Nothing but the pictures should be left out when the entries below are duplicated.
DATA SUPPLIED START
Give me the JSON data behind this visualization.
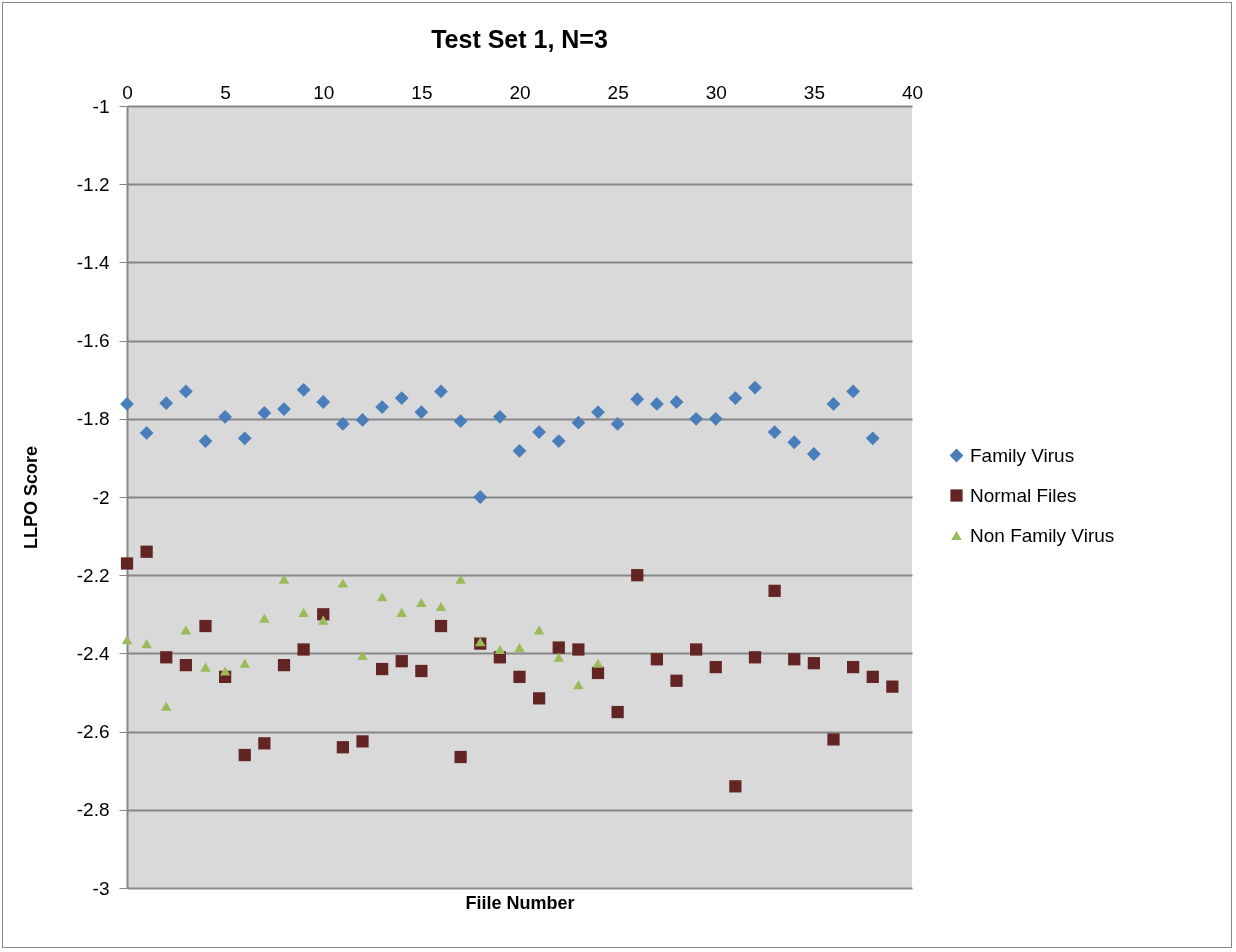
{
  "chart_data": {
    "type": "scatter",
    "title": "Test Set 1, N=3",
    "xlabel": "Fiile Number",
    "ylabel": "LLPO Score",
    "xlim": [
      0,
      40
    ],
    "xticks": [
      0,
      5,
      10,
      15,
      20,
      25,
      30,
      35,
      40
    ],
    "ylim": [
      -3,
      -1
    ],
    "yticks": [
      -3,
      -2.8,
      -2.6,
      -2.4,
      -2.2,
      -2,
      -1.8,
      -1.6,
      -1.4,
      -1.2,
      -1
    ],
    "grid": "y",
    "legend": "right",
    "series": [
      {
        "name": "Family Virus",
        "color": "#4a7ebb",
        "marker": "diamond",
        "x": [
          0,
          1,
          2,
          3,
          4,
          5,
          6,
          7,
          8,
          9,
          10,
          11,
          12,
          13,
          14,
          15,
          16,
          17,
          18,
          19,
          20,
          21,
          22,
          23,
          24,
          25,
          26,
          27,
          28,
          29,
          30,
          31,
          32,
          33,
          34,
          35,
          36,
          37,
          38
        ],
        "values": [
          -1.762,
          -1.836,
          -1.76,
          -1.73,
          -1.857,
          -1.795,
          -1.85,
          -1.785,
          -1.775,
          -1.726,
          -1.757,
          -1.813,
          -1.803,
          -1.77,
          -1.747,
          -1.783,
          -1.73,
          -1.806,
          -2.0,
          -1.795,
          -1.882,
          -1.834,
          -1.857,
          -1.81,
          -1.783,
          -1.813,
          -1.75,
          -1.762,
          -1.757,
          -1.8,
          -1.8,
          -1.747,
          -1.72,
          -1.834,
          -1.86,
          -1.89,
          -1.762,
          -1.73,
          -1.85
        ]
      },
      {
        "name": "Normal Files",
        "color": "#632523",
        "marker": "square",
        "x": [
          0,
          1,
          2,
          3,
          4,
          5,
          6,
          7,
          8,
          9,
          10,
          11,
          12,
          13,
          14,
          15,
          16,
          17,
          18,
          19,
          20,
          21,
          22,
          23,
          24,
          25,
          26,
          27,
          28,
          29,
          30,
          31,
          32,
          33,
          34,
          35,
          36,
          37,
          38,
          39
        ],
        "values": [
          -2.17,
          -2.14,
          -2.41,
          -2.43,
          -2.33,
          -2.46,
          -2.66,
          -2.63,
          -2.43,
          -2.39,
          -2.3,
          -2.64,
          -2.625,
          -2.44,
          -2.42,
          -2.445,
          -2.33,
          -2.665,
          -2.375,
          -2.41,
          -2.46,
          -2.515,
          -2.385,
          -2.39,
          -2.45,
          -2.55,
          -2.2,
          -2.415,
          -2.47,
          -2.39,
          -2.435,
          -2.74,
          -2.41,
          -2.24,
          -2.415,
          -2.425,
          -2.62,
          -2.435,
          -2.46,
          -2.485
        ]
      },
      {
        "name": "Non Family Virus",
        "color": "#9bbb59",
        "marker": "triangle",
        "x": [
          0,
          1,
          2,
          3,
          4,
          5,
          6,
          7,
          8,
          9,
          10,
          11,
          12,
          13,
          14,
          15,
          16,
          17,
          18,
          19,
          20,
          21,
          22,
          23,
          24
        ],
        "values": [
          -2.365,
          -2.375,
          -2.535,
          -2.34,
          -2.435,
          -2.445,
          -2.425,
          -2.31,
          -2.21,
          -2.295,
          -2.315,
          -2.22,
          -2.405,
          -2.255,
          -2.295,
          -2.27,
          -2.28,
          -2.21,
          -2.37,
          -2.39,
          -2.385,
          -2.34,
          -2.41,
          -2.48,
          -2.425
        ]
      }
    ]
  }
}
DATA SUPPLIED END
### EXERCISE RESPONSE
Give me the JSON data behind this visualization.
{
  "chart_data": {
    "type": "scatter",
    "title": "Test Set 1, N=3",
    "xlabel": "Fiile Number",
    "ylabel": "LLPO Score",
    "xlim": [
      0,
      40
    ],
    "xticks": [
      0,
      5,
      10,
      15,
      20,
      25,
      30,
      35,
      40
    ],
    "ylim": [
      -3,
      -1
    ],
    "yticks": [
      -3,
      -2.8,
      -2.6,
      -2.4,
      -2.2,
      -2,
      -1.8,
      -1.6,
      -1.4,
      -1.2,
      -1
    ],
    "grid": "y",
    "legend": "right",
    "series": [
      {
        "name": "Family Virus",
        "color": "#4a7ebb",
        "marker": "diamond",
        "x": [
          0,
          1,
          2,
          3,
          4,
          5,
          6,
          7,
          8,
          9,
          10,
          11,
          12,
          13,
          14,
          15,
          16,
          17,
          18,
          19,
          20,
          21,
          22,
          23,
          24,
          25,
          26,
          27,
          28,
          29,
          30,
          31,
          32,
          33,
          34,
          35,
          36,
          37,
          38
        ],
        "values": [
          -1.762,
          -1.836,
          -1.76,
          -1.73,
          -1.857,
          -1.795,
          -1.85,
          -1.785,
          -1.775,
          -1.726,
          -1.757,
          -1.813,
          -1.803,
          -1.77,
          -1.747,
          -1.783,
          -1.73,
          -1.806,
          -2.0,
          -1.795,
          -1.882,
          -1.834,
          -1.857,
          -1.81,
          -1.783,
          -1.813,
          -1.75,
          -1.762,
          -1.757,
          -1.8,
          -1.8,
          -1.747,
          -1.72,
          -1.834,
          -1.86,
          -1.89,
          -1.762,
          -1.73,
          -1.85
        ]
      },
      {
        "name": "Normal Files",
        "color": "#632523",
        "marker": "square",
        "x": [
          0,
          1,
          2,
          3,
          4,
          5,
          6,
          7,
          8,
          9,
          10,
          11,
          12,
          13,
          14,
          15,
          16,
          17,
          18,
          19,
          20,
          21,
          22,
          23,
          24,
          25,
          26,
          27,
          28,
          29,
          30,
          31,
          32,
          33,
          34,
          35,
          36,
          37,
          38,
          39
        ],
        "values": [
          -2.17,
          -2.14,
          -2.41,
          -2.43,
          -2.33,
          -2.46,
          -2.66,
          -2.63,
          -2.43,
          -2.39,
          -2.3,
          -2.64,
          -2.625,
          -2.44,
          -2.42,
          -2.445,
          -2.33,
          -2.665,
          -2.375,
          -2.41,
          -2.46,
          -2.515,
          -2.385,
          -2.39,
          -2.45,
          -2.55,
          -2.2,
          -2.415,
          -2.47,
          -2.39,
          -2.435,
          -2.74,
          -2.41,
          -2.24,
          -2.415,
          -2.425,
          -2.62,
          -2.435,
          -2.46,
          -2.485
        ]
      },
      {
        "name": "Non Family Virus",
        "color": "#9bbb59",
        "marker": "triangle",
        "x": [
          0,
          1,
          2,
          3,
          4,
          5,
          6,
          7,
          8,
          9,
          10,
          11,
          12,
          13,
          14,
          15,
          16,
          17,
          18,
          19,
          20,
          21,
          22,
          23,
          24
        ],
        "values": [
          -2.365,
          -2.375,
          -2.535,
          -2.34,
          -2.435,
          -2.445,
          -2.425,
          -2.31,
          -2.21,
          -2.295,
          -2.315,
          -2.22,
          -2.405,
          -2.255,
          -2.295,
          -2.27,
          -2.28,
          -2.21,
          -2.37,
          -2.39,
          -2.385,
          -2.34,
          -2.41,
          -2.48,
          -2.425
        ]
      }
    ]
  }
}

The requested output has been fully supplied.